• [TASK DESCRIPTION]:
Every record below should be printed exactly as it appears.

--------

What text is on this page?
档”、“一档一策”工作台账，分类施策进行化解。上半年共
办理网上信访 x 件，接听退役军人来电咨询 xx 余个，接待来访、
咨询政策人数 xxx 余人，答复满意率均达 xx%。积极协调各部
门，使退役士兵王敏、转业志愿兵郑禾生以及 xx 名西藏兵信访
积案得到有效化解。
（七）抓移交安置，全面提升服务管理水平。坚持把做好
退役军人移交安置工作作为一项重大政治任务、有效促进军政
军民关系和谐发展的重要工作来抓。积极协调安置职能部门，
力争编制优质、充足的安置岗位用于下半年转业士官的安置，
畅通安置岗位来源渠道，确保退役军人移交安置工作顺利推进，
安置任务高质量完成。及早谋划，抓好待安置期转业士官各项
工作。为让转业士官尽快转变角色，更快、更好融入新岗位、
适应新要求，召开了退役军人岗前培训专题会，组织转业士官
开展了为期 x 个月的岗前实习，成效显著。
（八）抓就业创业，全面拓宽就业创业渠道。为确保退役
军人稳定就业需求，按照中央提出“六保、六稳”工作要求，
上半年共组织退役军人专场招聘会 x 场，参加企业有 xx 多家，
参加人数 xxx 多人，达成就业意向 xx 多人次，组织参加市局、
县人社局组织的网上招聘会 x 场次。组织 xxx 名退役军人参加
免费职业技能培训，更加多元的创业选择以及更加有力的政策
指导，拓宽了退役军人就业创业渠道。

--------

• [RESPONSE]:
What text is on this page?
档”、“一档一策”工作台账，分类施策进行化解。上半年共
办理网上信访 x 件，接听退役军人来电咨询 xx 余个，接待来访、
咨询政策人数 xxx 余人，答复满意率均达 xx%。积极协调各部
门，使退役士兵王敏、转业志愿兵郑禾生以及 xx 名西藏兵信访
积案得到有效化解。
（七）抓移交安置，全面提升服务管理水平。坚持把做好
退役军人移交安置工作作为一项重大政治任务、有效促进军政
军民关系和谐发展的重要工作来抓。积极协调安置职能部门，
力争编制优质、充足的安置岗位用于下半年转业士官的安置，
畅通安置岗位来源渠道，确保退役军人移交安置工作顺利推进，
安置任务高质量完成。及早谋划，抓好待安置期转业士官各项
工作。为让转业士官尽快转变角色，更快、更好融入新岗位、
适应新要求，召开了退役军人岗前培训专题会，组织转业士官
开展了为期 x 个月的岗前实习，成效显著。
（八）抓就业创业，全面拓宽就业创业渠道。为确保退役
军人稳定就业需求，按照中央提出“六保、六稳”工作要求，
上半年共组织退役军人专场招聘会 x 场，参加企业有 xx 多家，
参加人数 xxx 多人，达成就业意向 xx 多人次，组织参加市局、
县人社局组织的网上招聘会 x 场次。组织 xxx 名退役军人参加
免费职业技能培训，更加多元的创业选择以及更加有力的政策
指导，拓宽了退役军人就业创业渠道。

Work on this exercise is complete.